--- START OF Stored data ---

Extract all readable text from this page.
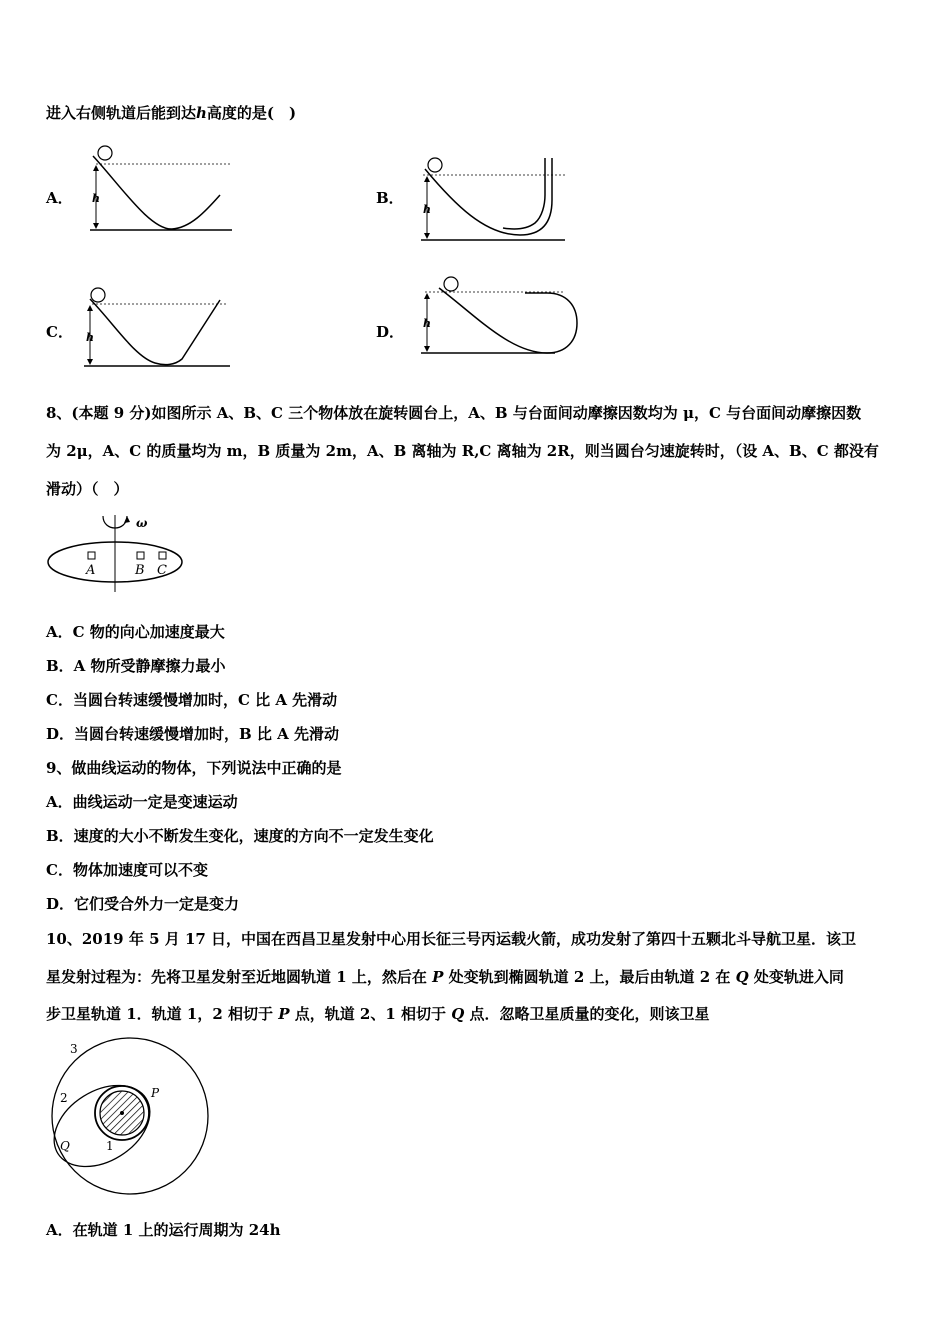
进入右侧轨道后能到达h高度的是(　)
A．	B．
C．	D．
h
h
h
h
8、(本题 9 分)如图所示 A、B、C 三个物体放在旋转圆台上，A、B 与台面间动摩擦因数均为 μ，C 与台面间动摩擦因数
为 2μ，A、C 的质量均为 m，B 质量为 2m，A、B 离轴为 R,C 离轴为 2R，则当圆台匀速旋转时，（设 A、B、C 都没有
滑动）（　）
ω
A	B C
A．C 物的向心加速度最大
B．A 物所受静摩擦力最小
C．当圆台转速缓慢增加时，C 比 A 先滑动
D．当圆台转速缓慢增加时，B 比 A 先滑动
9、做曲线运动的物体，下列说法中正确的是
A．曲线运动一定是变速运动
B．速度的大小不断发生变化，速度的方向不一定发生变化
C．物体加速度可以不变
D．它们受合外力一定是变力
10、2019 年 5 月 17 日，中国在西昌卫星发射中心用长征三号丙运载火箭，成功发射了第四十五颗北斗导航卫星．该卫
星发射过程为：先将卫星发射至近地圆轨道 1 上，然后在 P 处变轨到椭圆轨道 2 上，最后由轨道 2 在 Q 处变轨进入同
步卫星轨道 1．轨道 1，2 相切于 P 点，轨道 2、1 相切于 Q 点．忽略卫星质量的变化，则该卫星
3
2
1
P
Q
A．在轨道 1 上的运行周期为 24h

--- END OF Stored data ---

*Directions for this task*. With the pictures left out, transcribe the material exactly.

*Result of this task*.
Extract all readable text from this page.
进入右侧轨道后能到达h高度的是(　)
A．	B．
C．	D．
h
h
h
h
8、(本题 9 分)如图所示 A、B、C 三个物体放在旋转圆台上，A、B 与台面间动摩擦因数均为 μ，C 与台面间动摩擦因数
为 2μ，A、C 的质量均为 m，B 质量为 2m，A、B 离轴为 R,C 离轴为 2R，则当圆台匀速旋转时，（设 A、B、C 都没有
滑动）（　）
ω
A	B C
A．C 物的向心加速度最大
B．A 物所受静摩擦力最小
C．当圆台转速缓慢增加时，C 比 A 先滑动
D．当圆台转速缓慢增加时，B 比 A 先滑动
9、做曲线运动的物体，下列说法中正确的是
A．曲线运动一定是变速运动
B．速度的大小不断发生变化，速度的方向不一定发生变化
C．物体加速度可以不变
D．它们受合外力一定是变力
10、2019 年 5 月 17 日，中国在西昌卫星发射中心用长征三号丙运载火箭，成功发射了第四十五颗北斗导航卫星．该卫
星发射过程为：先将卫星发射至近地圆轨道 1 上，然后在 P 处变轨到椭圆轨道 2 上，最后由轨道 2 在 Q 处变轨进入同
步卫星轨道 1．轨道 1，2 相切于 P 点，轨道 2、1 相切于 Q 点．忽略卫星质量的变化，则该卫星
3
2
1
P
Q
A．在轨道 1 上的运行周期为 24h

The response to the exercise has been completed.